(WORK REQUIRED)
Copy every line of the data in which the word "Подпись" occurs.

(SUPPLIED DATA)
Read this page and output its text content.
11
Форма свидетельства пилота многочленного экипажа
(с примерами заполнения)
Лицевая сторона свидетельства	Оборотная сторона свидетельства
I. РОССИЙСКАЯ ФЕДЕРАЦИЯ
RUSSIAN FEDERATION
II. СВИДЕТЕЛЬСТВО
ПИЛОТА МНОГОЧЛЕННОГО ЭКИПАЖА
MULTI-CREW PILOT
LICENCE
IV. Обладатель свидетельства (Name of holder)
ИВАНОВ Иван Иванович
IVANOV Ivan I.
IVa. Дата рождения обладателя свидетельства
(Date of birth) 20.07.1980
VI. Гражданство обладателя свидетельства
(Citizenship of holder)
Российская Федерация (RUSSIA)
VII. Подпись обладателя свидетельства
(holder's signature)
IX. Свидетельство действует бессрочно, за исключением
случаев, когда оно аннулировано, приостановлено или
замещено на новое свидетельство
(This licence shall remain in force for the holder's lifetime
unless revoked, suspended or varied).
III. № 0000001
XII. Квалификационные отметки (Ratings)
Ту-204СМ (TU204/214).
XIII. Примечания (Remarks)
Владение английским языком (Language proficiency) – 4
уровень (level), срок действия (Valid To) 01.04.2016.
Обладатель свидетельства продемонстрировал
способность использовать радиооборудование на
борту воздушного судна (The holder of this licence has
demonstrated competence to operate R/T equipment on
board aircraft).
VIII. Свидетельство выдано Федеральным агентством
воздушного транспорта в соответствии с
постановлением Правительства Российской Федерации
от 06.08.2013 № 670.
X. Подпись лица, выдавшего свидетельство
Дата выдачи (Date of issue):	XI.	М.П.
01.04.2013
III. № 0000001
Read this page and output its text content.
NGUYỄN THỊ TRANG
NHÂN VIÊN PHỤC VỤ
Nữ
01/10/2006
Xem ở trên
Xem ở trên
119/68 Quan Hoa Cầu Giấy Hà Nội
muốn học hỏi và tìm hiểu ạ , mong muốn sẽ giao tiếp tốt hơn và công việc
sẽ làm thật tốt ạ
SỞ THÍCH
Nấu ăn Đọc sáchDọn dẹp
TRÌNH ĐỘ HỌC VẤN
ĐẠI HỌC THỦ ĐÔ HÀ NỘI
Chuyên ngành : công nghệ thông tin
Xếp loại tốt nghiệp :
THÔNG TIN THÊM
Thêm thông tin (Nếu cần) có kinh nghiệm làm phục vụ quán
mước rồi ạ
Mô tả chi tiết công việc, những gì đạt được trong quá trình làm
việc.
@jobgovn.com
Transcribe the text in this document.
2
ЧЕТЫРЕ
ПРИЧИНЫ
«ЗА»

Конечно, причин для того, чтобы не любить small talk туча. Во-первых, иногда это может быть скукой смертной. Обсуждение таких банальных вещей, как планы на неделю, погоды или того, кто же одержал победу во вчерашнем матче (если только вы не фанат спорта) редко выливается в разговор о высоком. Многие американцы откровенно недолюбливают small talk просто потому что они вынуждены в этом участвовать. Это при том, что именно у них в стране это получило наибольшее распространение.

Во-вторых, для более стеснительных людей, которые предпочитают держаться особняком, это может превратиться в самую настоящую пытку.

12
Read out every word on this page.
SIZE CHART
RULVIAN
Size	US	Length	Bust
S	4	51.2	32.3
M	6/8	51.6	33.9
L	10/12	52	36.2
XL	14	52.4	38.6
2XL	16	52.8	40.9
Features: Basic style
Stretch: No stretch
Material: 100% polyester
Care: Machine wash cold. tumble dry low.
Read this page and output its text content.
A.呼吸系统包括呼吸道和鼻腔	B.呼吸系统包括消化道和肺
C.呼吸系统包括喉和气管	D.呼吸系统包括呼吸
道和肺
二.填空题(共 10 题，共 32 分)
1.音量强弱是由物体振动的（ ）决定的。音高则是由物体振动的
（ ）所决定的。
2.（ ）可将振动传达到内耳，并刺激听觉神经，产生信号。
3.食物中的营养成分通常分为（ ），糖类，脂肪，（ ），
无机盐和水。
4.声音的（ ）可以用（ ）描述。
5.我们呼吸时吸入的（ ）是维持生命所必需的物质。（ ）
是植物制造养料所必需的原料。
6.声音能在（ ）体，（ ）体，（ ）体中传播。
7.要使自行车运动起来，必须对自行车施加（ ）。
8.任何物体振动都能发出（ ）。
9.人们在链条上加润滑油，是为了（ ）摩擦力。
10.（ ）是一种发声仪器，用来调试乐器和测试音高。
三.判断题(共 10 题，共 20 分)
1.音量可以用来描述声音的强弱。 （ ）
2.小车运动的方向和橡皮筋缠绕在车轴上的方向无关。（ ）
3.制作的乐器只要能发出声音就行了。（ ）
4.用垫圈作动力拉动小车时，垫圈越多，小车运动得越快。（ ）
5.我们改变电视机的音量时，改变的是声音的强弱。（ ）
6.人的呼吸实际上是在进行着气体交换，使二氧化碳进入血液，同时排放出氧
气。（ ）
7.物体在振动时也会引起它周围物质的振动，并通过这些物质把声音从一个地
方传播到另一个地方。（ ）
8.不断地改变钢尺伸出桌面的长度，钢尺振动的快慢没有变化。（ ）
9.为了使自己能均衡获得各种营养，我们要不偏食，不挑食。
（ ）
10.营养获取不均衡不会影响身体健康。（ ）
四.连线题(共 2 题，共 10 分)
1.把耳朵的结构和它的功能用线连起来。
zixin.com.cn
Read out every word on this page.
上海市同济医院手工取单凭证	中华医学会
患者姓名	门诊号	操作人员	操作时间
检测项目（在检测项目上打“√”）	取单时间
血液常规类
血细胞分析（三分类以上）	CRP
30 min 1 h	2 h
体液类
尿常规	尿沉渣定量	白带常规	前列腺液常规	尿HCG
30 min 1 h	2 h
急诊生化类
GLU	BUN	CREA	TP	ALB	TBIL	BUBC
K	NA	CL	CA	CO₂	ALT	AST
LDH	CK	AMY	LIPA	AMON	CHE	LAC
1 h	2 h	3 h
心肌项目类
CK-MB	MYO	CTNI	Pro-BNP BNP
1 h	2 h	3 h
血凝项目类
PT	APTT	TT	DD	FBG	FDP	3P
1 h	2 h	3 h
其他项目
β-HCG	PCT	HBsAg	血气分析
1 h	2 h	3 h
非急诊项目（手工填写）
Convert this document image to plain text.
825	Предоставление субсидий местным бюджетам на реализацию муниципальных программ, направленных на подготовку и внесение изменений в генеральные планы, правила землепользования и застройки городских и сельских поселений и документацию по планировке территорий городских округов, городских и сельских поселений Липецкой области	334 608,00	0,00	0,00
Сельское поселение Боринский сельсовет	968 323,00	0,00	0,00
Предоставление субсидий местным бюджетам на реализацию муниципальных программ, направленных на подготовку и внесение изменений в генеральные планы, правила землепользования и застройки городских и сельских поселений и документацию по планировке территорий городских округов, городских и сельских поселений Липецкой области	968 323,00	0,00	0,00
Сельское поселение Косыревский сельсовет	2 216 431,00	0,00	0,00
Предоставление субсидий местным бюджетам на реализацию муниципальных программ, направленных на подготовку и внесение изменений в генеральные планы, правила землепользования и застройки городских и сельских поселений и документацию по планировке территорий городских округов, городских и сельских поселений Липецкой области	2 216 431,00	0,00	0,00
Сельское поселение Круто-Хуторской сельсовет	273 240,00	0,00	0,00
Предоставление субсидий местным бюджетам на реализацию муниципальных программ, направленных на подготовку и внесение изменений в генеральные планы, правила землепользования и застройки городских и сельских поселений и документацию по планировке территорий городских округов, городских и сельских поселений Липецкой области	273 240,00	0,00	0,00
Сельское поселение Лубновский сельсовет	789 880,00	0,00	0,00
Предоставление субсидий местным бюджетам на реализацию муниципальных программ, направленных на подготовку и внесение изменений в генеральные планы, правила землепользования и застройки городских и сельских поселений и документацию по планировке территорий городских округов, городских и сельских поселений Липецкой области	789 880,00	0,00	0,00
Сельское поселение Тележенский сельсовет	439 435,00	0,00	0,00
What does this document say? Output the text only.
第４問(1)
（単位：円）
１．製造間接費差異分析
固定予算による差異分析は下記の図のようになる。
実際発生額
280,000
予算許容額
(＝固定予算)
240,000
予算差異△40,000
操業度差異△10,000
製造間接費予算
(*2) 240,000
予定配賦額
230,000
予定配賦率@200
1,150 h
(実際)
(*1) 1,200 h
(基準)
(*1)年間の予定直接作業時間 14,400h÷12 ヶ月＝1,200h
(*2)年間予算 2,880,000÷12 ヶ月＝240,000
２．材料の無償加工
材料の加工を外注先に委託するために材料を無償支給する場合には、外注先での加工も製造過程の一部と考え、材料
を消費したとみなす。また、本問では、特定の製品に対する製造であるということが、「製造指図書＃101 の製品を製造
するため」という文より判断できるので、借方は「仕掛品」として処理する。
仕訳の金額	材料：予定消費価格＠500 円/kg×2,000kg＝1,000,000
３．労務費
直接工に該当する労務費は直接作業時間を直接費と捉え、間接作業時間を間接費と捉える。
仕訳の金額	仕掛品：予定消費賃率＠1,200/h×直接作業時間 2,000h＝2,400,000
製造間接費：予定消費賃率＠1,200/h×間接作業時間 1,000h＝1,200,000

(ANSWER TO THE TASK)
VII. Подпись обладателя свидетельства
X. Подпись лица, выдавшего свидетельство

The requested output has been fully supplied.